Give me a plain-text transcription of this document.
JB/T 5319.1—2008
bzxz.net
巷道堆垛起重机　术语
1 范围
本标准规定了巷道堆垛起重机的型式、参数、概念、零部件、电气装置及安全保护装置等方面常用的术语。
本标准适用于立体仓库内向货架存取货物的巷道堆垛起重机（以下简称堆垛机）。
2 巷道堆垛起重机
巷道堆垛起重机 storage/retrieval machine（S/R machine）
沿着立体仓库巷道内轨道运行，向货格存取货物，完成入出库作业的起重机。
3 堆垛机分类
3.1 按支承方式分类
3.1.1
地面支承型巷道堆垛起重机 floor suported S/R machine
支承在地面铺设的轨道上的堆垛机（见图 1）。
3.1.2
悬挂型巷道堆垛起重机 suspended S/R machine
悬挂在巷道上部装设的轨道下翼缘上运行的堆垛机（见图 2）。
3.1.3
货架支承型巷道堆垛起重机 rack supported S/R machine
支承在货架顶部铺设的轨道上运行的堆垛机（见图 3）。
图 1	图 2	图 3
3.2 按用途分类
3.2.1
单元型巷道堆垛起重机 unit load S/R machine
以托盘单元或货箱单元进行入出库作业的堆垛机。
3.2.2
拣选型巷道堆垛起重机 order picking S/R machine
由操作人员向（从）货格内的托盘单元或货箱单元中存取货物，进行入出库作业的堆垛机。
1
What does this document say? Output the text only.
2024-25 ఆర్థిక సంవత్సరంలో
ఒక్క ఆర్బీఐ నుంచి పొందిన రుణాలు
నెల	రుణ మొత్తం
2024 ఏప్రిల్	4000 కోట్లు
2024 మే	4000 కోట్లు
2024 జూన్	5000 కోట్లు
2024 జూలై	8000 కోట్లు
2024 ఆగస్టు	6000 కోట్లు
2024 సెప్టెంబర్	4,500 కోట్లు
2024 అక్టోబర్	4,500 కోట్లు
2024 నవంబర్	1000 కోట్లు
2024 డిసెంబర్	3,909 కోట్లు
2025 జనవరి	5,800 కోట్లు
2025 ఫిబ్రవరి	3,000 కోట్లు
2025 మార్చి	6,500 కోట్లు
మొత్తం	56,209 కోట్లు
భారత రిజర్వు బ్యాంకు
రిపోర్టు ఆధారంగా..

-----

**EXERCISE PROMPT**:
Copy every record exactly, with nothing added or dropped.

**WORKED SOLUTION**:
Give me a plain-text transcription of this document.
JB/T 5319.1—2008
bzxz.net
巷道堆垛起重机　术语
1 范围
本标准规定了巷道堆垛起重机的型式、参数、概念、零部件、电气装置及安全保护装置等方面常用的术语。
本标准适用于立体仓库内向货架存取货物的巷道堆垛起重机（以下简称堆垛机）。
2 巷道堆垛起重机
巷道堆垛起重机 storage/retrieval machine（S/R machine）
沿着立体仓库巷道内轨道运行，向货格存取货物，完成入出库作业的起重机。
3 堆垛机分类
3.1 按支承方式分类
3.1.1
地面支承型巷道堆垛起重机 floor suported S/R machine
支承在地面铺设的轨道上的堆垛机（见图 1）。
3.1.2
悬挂型巷道堆垛起重机 suspended S/R machine
悬挂在巷道上部装设的轨道下翼缘上运行的堆垛机（见图 2）。
3.1.3
货架支承型巷道堆垛起重机 rack supported S/R machine
支承在货架顶部铺设的轨道上运行的堆垛机（见图 3）。
图 1	图 2	图 3
3.2 按用途分类
3.2.1
单元型巷道堆垛起重机 unit load S/R machine
以托盘单元或货箱单元进行入出库作业的堆垛机。
3.2.2
拣选型巷道堆垛起重机 order picking S/R machine
由操作人员向（从）货格内的托盘单元或货箱单元中存取货物，进行入出库作业的堆垛机。
1
What does this document say? Output the text only.
2024-25 ఆర్థిక సంవత్సరంలో
ఒక్క ఆర్బీఐ నుంచి పొందిన రుణాలు
నెల	రుణ మొత్తం
2024 ఏప్రిల్	4000 కోట్లు
2024 మే	4000 కోట్లు
2024 జూన్	5000 కోట్లు
2024 జూలై	8000 కోట్లు
2024 ఆగస్టు	6000 కోట్లు
2024 సెప్టెంబర్	4,500 కోట్లు
2024 అక్టోబర్	4,500 కోట్లు
2024 నవంబర్	1000 కోట్లు
2024 డిసెంబర్	3,909 కోట్లు
2025 జనవరి	5,800 కోట్లు
2025 ఫిబ్రవరి	3,000 కోట్లు
2025 మార్చి	6,500 కోట్లు
మొత్తం	56,209 కోట్లు
భారత రిజర్వు బ్యాంకు
రిపోర్టు ఆధారంగా..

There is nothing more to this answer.